● WHAT YOU HAVE TO DO: Will you give the material below again, every line exactly as it is?
--- Begin THE RECORDS ---
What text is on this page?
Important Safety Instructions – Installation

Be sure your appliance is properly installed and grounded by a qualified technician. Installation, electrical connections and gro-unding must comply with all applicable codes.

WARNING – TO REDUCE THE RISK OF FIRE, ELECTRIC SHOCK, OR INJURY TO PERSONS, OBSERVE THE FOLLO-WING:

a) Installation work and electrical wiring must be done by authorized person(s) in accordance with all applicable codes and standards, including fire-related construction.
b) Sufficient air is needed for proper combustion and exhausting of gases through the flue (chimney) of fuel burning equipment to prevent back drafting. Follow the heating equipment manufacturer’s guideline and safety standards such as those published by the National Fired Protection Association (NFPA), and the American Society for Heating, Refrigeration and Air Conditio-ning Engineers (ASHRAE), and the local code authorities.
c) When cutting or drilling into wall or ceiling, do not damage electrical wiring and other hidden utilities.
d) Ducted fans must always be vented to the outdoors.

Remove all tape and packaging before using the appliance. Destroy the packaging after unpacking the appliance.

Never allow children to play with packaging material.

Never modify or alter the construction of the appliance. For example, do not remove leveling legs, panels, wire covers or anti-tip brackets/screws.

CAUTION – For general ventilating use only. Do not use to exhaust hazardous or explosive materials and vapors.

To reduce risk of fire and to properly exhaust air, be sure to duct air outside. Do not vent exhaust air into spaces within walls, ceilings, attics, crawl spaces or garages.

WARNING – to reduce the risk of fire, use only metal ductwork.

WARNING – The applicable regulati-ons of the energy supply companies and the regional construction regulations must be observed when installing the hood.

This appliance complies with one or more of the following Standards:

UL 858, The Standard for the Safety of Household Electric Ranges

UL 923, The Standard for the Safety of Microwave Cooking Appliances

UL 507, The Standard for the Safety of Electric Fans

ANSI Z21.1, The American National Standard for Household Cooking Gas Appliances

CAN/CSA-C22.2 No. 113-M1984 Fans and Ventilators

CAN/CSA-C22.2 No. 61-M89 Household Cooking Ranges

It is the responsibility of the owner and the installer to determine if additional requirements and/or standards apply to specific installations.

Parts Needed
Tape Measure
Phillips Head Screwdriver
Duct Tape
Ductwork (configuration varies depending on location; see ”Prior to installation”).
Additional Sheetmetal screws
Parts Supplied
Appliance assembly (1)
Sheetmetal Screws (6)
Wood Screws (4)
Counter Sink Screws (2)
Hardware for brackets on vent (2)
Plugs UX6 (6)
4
--- End THE RECORDS ---
● REPLY TO THE TASK:
What text is on this page?
Important Safety Instructions – Installation

Be sure your appliance is properly installed and grounded by a qualified technician. Installation, electrical connections and gro-unding must comply with all applicable codes.

WARNING – TO REDUCE THE RISK OF FIRE, ELECTRIC SHOCK, OR INJURY TO PERSONS, OBSERVE THE FOLLO-WING:

a) Installation work and electrical wiring must be done by authorized person(s) in accordance with all applicable codes and standards, including fire-related construction.
b) Sufficient air is needed for proper combustion and exhausting of gases through the flue (chimney) of fuel burning equipment to prevent back drafting. Follow the heating equipment manufacturer’s guideline and safety standards such as those published by the National Fired Protection Association (NFPA), and the American Society for Heating, Refrigeration and Air Conditio-ning Engineers (ASHRAE), and the local code authorities.
c) When cutting or drilling into wall or ceiling, do not damage electrical wiring and other hidden utilities.
d) Ducted fans must always be vented to the outdoors.

Remove all tape and packaging before using the appliance. Destroy the packaging after unpacking the appliance.

Never allow children to play with packaging material.

Never modify or alter the construction of the appliance. For example, do not remove leveling legs, panels, wire covers or anti-tip brackets/screws.

CAUTION – For general ventilating use only. Do not use to exhaust hazardous or explosive materials and vapors.

To reduce risk of fire and to properly exhaust air, be sure to duct air outside. Do not vent exhaust air into spaces within walls, ceilings, attics, crawl spaces or garages.

WARNING – to reduce the risk of fire, use only metal ductwork.

WARNING – The applicable regulati-ons of the energy supply companies and the regional construction regulations must be observed when installing the hood.

This appliance complies with one or more of the following Standards:

UL 858, The Standard for the Safety of Household Electric Ranges

UL 923, The Standard for the Safety of Microwave Cooking Appliances

UL 507, The Standard for the Safety of Electric Fans

ANSI Z21.1, The American National Standard for Household Cooking Gas Appliances

CAN/CSA-C22.2 No. 113-M1984 Fans and Ventilators

CAN/CSA-C22.2 No. 61-M89 Household Cooking Ranges

It is the responsibility of the owner and the installer to determine if additional requirements and/or standards apply to specific installations.

Parts Needed
Tape Measure
Phillips Head Screwdriver
Duct Tape
Ductwork (configuration varies depending on location; see ”Prior to installation”).
Additional Sheetmetal screws
Parts Supplied
Appliance assembly (1)
Sheetmetal Screws (6)
Wood Screws (4)
Counter Sink Screws (2)
Hardware for brackets on vent (2)
Plugs UX6 (6)
4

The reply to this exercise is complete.